Written instruction: Output all the material that follows, exactly as given.

Data entries:
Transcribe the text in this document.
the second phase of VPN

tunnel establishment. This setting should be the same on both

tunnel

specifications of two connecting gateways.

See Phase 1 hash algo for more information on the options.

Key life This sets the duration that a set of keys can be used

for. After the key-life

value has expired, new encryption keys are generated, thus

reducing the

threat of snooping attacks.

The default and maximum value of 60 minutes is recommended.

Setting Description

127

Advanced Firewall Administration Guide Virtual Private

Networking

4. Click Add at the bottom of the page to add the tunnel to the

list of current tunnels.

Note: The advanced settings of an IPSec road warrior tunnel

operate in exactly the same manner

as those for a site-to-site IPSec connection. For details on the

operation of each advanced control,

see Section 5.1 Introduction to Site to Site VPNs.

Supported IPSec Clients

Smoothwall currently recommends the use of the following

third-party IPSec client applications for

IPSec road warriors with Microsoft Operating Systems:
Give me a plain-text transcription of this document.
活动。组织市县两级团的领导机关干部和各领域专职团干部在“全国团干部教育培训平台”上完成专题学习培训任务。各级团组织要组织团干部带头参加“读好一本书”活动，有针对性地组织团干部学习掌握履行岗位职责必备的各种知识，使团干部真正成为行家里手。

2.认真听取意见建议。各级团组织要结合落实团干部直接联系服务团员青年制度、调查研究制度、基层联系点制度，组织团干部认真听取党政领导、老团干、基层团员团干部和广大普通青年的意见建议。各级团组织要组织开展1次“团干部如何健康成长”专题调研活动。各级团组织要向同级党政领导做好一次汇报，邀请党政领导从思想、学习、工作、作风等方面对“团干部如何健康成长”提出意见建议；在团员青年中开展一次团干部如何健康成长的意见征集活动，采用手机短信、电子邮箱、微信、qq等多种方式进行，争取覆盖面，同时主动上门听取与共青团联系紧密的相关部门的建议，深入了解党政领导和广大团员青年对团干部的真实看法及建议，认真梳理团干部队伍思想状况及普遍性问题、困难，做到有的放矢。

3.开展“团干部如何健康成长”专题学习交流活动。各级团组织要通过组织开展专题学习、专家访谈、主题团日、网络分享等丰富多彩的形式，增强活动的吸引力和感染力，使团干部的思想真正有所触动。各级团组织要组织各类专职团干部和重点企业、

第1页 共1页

Response to this exercise:
Transcribe the text in this document.
the second phase of VPN

tunnel establishment. This setting should be the same on both

tunnel

specifications of two connecting gateways.

See Phase 1 hash algo for more information on the options.

Key life This sets the duration that a set of keys can be used

for. After the key-life

value has expired, new encryption keys are generated, thus

reducing the

threat of snooping attacks.

The default and maximum value of 60 minutes is recommended.

Setting Description

127

Advanced Firewall Administration Guide Virtual Private

Networking

4. Click Add at the bottom of the page to add the tunnel to the

list of current tunnels.

Note: The advanced settings of an IPSec road warrior tunnel

operate in exactly the same manner

as those for a site-to-site IPSec connection. For details on the

operation of each advanced control,

see Section 5.1 Introduction to Site to Site VPNs.

Supported IPSec Clients

Smoothwall currently recommends the use of the following

third-party IPSec client applications for

IPSec road warriors with Microsoft Operating Systems:
Give me a plain-text transcription of this document.
活动。组织市县两级团的领导机关干部和各领域专职团干部在“全国团干部教育培训平台”上完成专题学习培训任务。各级团组织要组织团干部带头参加“读好一本书”活动，有针对性地组织团干部学习掌握履行岗位职责必备的各种知识，使团干部真正成为行家里手。

2.认真听取意见建议。各级团组织要结合落实团干部直接联系服务团员青年制度、调查研究制度、基层联系点制度，组织团干部认真听取党政领导、老团干、基层团员团干部和广大普通青年的意见建议。各级团组织要组织开展1次“团干部如何健康成长”专题调研活动。各级团组织要向同级党政领导做好一次汇报，邀请党政领导从思想、学习、工作、作风等方面对“团干部如何健康成长”提出意见建议；在团员青年中开展一次团干部如何健康成长的意见征集活动，采用手机短信、电子邮箱、微信、qq等多种方式进行，争取覆盖面，同时主动上门听取与共青团联系紧密的相关部门的建议，深入了解党政领导和广大团员青年对团干部的真实看法及建议，认真梳理团干部队伍思想状况及普遍性问题、困难，做到有的放矢。

3.开展“团干部如何健康成长”专题学习交流活动。各级团组织要通过组织开展专题学习、专家访谈、主题团日、网络分享等丰富多彩的形式，增强活动的吸引力和感染力，使团干部的思想真正有所触动。各级团组织要组织各类专职团干部和重点企业、

第1页 共1页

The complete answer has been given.